(Annotated element listings)
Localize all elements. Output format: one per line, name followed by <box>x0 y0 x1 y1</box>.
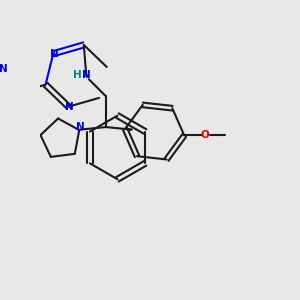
Text: N: N <box>50 49 58 59</box>
Text: N: N <box>82 70 91 80</box>
Text: O: O <box>200 130 209 140</box>
Text: N: N <box>76 122 85 132</box>
Text: N: N <box>0 64 8 74</box>
Text: N: N <box>65 102 74 112</box>
Text: H: H <box>73 70 82 80</box>
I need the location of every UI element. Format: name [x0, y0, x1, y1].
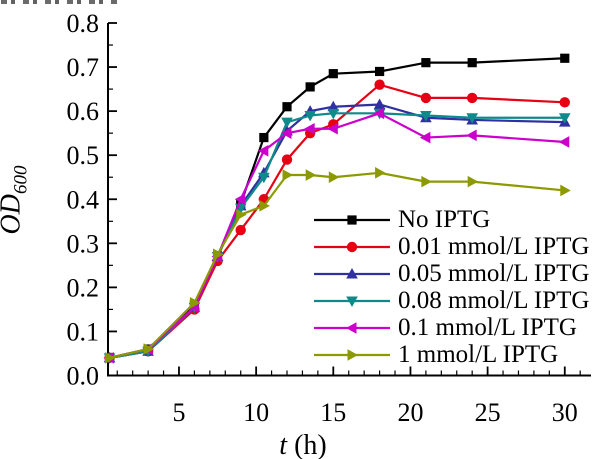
y-tick-label: 0.1	[67, 317, 100, 346]
data-point-0-01-mmol-l-iptg	[466, 92, 478, 104]
data-point-no-iptg	[328, 69, 338, 79]
legend-marker	[346, 241, 358, 252]
data-point-0-01-mmol-l-iptg	[374, 79, 385, 90]
data-point-0-01-mmol-l-iptg	[235, 224, 246, 236]
chart-legend: No IPTG 0.01 mmol/L IPTG 0.05 mmol/L IPT…	[314, 206, 589, 368]
y-tick-label: 0.4	[67, 185, 100, 214]
legend-label: 0.1 mmol/L IPTG	[398, 314, 577, 341]
x-tick-label: 20	[397, 398, 423, 427]
data-point-0-1-mmol-l-iptg	[373, 107, 385, 120]
data-point-0-1-mmol-l-iptg	[419, 131, 431, 144]
data-point-1-mmol-l-iptg	[213, 248, 224, 261]
data-point-0-05-mmol-l-iptg	[373, 98, 386, 110]
x-tick-label: 30	[552, 398, 578, 427]
y-tick-label: 0.6	[67, 97, 100, 126]
data-point-no-iptg	[305, 82, 315, 92]
clipped-text-fragment	[1, 0, 118, 4]
data-point-no-iptg	[259, 132, 269, 143]
data-point-0-1-mmol-l-iptg	[327, 122, 338, 135]
legend-label: 0.08 mmol/L IPTG	[398, 287, 590, 314]
y-tick-label: 0.5	[67, 141, 100, 170]
data-point-no-iptg	[374, 66, 385, 77]
data-point-no-iptg	[421, 58, 431, 68]
data-point-0-01-mmol-l-iptg	[281, 154, 293, 165]
y-tick-label: 0.3	[67, 229, 100, 258]
legend-item: 0.01 mmol/L IPTG	[314, 233, 589, 260]
data-point-0-05-mmol-l-iptg	[327, 100, 340, 112]
y-tick-label: 0.0	[67, 362, 100, 391]
data-point-0-01-mmol-l-iptg	[559, 97, 570, 108]
legend-item: 0.05 mmol/L IPTG	[314, 260, 589, 287]
data-point-0-08-mmol-l-iptg	[558, 113, 571, 124]
legend-marker	[347, 348, 358, 361]
y-axis-title-sub: 600	[10, 165, 32, 195]
data-point-0-1-mmol-l-iptg	[304, 122, 315, 135]
data-point-0-08-mmol-l-iptg	[327, 108, 340, 120]
data-point-0-08-mmol-l-iptg	[281, 117, 293, 129]
y-axis-title-main: OD	[0, 194, 27, 235]
legend-label: No IPTG	[398, 206, 491, 233]
data-point-1-mmol-l-iptg	[189, 296, 201, 309]
data-point-0-08-mmol-l-iptg	[420, 111, 432, 122]
data-point-0-1-mmol-l-iptg	[558, 136, 570, 148]
y-tick-label: 0.2	[67, 273, 100, 302]
data-point-no-iptg	[467, 58, 477, 68]
legend-swatch-1	[314, 348, 390, 361]
data-point-1-mmol-l-iptg	[282, 169, 294, 181]
legend-swatch-0-05	[314, 267, 390, 278]
legend-swatch-0-01	[314, 241, 390, 252]
data-point-0-01-mmol-l-iptg	[420, 92, 432, 104]
legend-label: 1 mmol/L IPTG	[398, 341, 559, 368]
legend-item: 0.1 mmol/L IPTG	[314, 314, 589, 341]
x-tick-label: 10	[243, 398, 269, 427]
data-point-0-1-mmol-l-iptg	[466, 129, 477, 142]
data-point-1-mmol-l-iptg	[259, 200, 270, 212]
data-point-0-08-mmol-l-iptg	[304, 111, 316, 122]
data-point-1-mmol-l-iptg	[421, 175, 432, 188]
legend-swatch-0-1	[314, 321, 390, 334]
x-tick-label: 15	[320, 398, 346, 427]
x-axis-title: t (h)	[0, 430, 606, 459]
data-point-1-mmol-l-iptg	[467, 175, 479, 188]
y-tick-label: 0.8	[67, 9, 100, 38]
legend-label: 0.01 mmol/L IPTG	[398, 233, 590, 260]
legend-marker	[346, 267, 358, 278]
x-tick-label: 25	[475, 398, 501, 427]
legend-marker	[346, 296, 358, 307]
x-tick-label: 5	[172, 398, 185, 427]
legend-marker	[346, 321, 357, 334]
legend-item: 1 mmol/L IPTG	[314, 341, 589, 368]
data-point-1-mmol-l-iptg	[105, 352, 116, 364]
x-axis-title-var: t	[279, 430, 288, 459]
data-point-0-1-mmol-l-iptg	[281, 127, 292, 139]
legend-item: No IPTG	[314, 206, 589, 233]
data-point-no-iptg	[282, 102, 292, 112]
data-point-1-mmol-l-iptg	[143, 343, 155, 355]
legend-swatch-0-08	[314, 296, 390, 307]
data-point-1-mmol-l-iptg	[375, 167, 386, 179]
x-axis-title-unit: (h)	[294, 430, 327, 459]
data-point-1-mmol-l-iptg	[236, 208, 247, 221]
data-point-0-08-mmol-l-iptg	[258, 172, 270, 184]
y-axis-title: OD600	[0, 166, 32, 235]
data-point-0-1-mmol-l-iptg	[257, 144, 269, 157]
legend-item: 0.08 mmol/L IPTG	[314, 287, 589, 314]
data-point-1-mmol-l-iptg	[560, 184, 571, 197]
data-point-no-iptg	[560, 53, 570, 63]
legend-marker	[347, 214, 357, 225]
legend-swatch-no-iptg	[314, 214, 390, 225]
data-point-0-1-mmol-l-iptg	[234, 193, 246, 206]
y-tick-label: 0.7	[67, 53, 100, 82]
series-1-mmol-l-iptg	[105, 167, 571, 364]
data-point-1-mmol-l-iptg	[305, 169, 317, 181]
data-point-1-mmol-l-iptg	[328, 171, 340, 184]
legend-label: 0.05 mmol/L IPTG	[398, 260, 590, 287]
data-point-0-08-mmol-l-iptg	[466, 113, 478, 124]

* Task instructions *
Retype the material from its first line up to and including the line containing "I need the location", leaving the pictures out.

* Written answer *
Localize all elements. Output format: one per line, name followed by <box>x0 y0 x1 y1</box>.
Text: N: N <box>50 49 58 59</box>
Text: N: N <box>82 70 91 80</box>
Text: O: O <box>200 130 209 140</box>
Text: N: N <box>76 122 85 132</box>
Text: N: N <box>0 64 8 74</box>
Text: N: N <box>65 102 74 112</box>
Text: H: H <box>73 70 82 80</box>
I need the location of every UI element. Format: name [x0, y0, x1, y1].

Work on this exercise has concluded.